Read the lines that follow and pick out every one containing the word "brain".

------ Records to use ------

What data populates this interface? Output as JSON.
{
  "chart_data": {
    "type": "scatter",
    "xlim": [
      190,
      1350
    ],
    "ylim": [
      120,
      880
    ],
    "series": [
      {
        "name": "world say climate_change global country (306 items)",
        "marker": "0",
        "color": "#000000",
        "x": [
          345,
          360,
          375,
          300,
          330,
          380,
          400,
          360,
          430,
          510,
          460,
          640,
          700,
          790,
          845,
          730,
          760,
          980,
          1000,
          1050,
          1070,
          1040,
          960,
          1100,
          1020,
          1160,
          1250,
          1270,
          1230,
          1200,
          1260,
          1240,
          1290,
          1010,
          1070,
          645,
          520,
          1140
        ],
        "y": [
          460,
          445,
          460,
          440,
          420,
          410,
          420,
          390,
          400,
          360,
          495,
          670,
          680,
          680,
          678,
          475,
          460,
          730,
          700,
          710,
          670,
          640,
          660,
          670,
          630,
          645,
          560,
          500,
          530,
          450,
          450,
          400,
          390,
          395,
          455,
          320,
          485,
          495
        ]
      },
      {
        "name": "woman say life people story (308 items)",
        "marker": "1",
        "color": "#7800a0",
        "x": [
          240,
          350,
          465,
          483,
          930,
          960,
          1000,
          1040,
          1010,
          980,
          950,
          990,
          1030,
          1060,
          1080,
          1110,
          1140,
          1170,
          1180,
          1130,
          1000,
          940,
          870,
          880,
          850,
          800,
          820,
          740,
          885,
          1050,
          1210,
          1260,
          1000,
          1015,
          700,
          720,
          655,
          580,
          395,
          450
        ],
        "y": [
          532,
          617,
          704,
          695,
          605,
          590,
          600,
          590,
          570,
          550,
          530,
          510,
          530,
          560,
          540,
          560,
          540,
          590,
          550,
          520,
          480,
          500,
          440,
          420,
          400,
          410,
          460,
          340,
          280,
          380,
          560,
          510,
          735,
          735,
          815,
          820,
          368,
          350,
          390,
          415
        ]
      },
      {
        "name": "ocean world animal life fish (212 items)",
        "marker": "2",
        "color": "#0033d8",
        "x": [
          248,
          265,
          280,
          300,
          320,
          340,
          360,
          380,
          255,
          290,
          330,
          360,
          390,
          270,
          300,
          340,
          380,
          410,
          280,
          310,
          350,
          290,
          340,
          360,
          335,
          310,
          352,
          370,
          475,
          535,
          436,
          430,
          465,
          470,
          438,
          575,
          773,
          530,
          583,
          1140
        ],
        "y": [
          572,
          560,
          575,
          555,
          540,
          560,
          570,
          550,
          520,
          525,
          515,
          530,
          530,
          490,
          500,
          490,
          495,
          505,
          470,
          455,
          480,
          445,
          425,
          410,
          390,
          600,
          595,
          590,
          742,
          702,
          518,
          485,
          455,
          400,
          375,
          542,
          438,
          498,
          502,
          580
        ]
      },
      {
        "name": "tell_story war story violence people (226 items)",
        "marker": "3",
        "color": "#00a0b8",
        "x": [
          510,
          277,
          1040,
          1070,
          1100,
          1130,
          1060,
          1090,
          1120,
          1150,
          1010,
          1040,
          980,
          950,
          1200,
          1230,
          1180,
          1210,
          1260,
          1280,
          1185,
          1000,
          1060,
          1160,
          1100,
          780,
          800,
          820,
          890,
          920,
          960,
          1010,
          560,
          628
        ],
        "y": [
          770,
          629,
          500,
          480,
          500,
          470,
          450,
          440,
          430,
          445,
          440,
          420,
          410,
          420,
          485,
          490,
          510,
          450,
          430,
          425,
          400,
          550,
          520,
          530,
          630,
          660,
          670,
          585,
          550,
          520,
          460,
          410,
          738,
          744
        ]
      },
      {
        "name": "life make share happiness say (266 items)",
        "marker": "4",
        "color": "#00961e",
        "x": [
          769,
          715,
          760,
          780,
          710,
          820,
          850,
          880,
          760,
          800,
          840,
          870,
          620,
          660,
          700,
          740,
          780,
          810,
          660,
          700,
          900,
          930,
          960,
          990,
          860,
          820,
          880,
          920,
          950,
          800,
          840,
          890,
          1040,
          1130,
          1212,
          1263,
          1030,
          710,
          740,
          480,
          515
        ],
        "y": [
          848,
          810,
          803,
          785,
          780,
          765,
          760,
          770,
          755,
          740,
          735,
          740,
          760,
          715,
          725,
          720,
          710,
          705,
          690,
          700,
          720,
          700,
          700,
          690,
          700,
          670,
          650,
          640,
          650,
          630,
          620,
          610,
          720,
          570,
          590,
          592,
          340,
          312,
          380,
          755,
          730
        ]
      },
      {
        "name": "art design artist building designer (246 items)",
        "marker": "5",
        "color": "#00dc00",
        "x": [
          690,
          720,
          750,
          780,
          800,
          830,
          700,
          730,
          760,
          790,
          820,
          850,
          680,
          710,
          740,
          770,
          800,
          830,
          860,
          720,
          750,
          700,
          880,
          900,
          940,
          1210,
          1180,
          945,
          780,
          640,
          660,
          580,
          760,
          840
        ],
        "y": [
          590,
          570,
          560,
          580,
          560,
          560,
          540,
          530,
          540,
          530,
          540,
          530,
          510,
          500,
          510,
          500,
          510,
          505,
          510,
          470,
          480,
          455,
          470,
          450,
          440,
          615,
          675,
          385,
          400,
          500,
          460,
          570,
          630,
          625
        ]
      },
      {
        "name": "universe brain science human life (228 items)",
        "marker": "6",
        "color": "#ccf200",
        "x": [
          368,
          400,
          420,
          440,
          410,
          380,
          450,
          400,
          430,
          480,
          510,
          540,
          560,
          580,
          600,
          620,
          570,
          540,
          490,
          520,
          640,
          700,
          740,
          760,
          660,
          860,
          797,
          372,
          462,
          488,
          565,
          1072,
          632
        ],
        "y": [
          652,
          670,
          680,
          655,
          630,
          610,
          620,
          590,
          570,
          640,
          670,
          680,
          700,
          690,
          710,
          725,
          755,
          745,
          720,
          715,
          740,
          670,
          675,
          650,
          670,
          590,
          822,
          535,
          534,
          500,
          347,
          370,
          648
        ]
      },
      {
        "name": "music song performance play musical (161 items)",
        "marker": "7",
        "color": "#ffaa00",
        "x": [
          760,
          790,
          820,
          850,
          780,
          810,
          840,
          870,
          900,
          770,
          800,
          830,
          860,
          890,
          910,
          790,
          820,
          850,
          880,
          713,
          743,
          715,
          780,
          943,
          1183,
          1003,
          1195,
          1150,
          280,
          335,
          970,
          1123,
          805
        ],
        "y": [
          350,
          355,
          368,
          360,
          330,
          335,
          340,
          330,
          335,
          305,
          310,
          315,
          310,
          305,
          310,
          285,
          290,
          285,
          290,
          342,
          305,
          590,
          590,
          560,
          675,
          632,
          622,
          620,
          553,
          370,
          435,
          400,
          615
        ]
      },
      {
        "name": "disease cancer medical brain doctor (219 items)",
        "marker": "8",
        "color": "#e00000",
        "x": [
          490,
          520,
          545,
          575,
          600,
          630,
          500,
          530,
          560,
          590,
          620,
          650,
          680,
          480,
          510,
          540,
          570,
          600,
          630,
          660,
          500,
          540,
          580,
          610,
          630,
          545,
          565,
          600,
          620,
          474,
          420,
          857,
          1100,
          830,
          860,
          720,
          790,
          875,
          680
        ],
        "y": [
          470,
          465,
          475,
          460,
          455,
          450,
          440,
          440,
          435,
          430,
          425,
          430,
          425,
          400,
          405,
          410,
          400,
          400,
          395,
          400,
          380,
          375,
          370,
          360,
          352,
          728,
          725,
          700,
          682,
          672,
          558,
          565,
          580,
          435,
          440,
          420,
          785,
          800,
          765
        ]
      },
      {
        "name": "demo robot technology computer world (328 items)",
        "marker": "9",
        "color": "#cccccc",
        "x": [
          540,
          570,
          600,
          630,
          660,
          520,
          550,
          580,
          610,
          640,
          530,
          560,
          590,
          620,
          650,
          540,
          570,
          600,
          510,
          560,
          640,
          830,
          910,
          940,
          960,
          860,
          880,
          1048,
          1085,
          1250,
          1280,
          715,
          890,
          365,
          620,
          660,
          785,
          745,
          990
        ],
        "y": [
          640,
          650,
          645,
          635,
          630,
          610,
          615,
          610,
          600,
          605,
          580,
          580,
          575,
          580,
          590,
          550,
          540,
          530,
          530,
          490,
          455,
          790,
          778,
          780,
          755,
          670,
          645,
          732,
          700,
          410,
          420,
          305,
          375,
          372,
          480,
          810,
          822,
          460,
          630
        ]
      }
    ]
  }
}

------

Result for this task ▸
        "name": "universe brain science human life (228 items)",
        "name": "disease cancer medical brain doctor (219 items)",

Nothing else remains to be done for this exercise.